Objective. Extract each line of the data and write it out again exactly.

Stored data entries
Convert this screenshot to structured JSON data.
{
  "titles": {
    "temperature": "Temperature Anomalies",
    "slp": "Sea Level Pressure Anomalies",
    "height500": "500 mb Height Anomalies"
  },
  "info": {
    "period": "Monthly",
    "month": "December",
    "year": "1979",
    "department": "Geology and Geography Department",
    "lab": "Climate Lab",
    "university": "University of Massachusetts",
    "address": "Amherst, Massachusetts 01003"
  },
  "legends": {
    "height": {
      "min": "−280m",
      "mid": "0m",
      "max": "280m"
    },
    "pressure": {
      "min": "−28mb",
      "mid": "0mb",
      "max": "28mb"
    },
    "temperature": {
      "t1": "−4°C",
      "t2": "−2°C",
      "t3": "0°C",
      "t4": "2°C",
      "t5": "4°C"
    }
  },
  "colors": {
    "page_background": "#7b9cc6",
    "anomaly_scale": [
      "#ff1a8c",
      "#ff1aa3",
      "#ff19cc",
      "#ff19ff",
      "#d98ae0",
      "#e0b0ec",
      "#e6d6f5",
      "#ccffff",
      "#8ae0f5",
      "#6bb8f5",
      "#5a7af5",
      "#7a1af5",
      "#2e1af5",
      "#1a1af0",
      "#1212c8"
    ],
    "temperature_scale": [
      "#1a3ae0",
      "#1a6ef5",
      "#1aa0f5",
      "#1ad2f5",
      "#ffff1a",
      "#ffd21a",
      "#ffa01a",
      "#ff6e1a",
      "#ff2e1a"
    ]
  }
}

Written response.
Convert this screenshot to structured JSON data.
{
  "titles": {
    "temperature": "Temperature Anomalies",
    "slp": "Sea Level Pressure Anomalies",
    "height500": "500 mb Height Anomalies"
  },
  "info": {
    "period": "Monthly",
    "month": "December",
    "year": "1979",
    "department": "Geology and Geography Department",
    "lab": "Climate Lab",
    "university": "University of Massachusetts",
    "address": "Amherst, Massachusetts 01003"
  },
  "legends": {
    "height": {
      "min": "−280m",
      "mid": "0m",
      "max": "280m"
    },
    "pressure": {
      "min": "−28mb",
      "mid": "0mb",
      "max": "28mb"
    },
    "temperature": {
      "t1": "−4°C",
      "t2": "−2°C",
      "t3": "0°C",
      "t4": "2°C",
      "t5": "4°C"
    }
  },
  "colors": {
    "page_background": "#7b9cc6",
    "anomaly_scale": [
      "#ff1a8c",
      "#ff1aa3",
      "#ff19cc",
      "#ff19ff",
      "#d98ae0",
      "#e0b0ec",
      "#e6d6f5",
      "#ccffff",
      "#8ae0f5",
      "#6bb8f5",
      "#5a7af5",
      "#7a1af5",
      "#2e1af5",
      "#1a1af0",
      "#1212c8"
    ],
    "temperature_scale": [
      "#1a3ae0",
      "#1a6ef5",
      "#1aa0f5",
      "#1ad2f5",
      "#ffff1a",
      "#ffd21a",
      "#ffa01a",
      "#ff6e1a",
      "#ff2e1a"
    ]
  }
}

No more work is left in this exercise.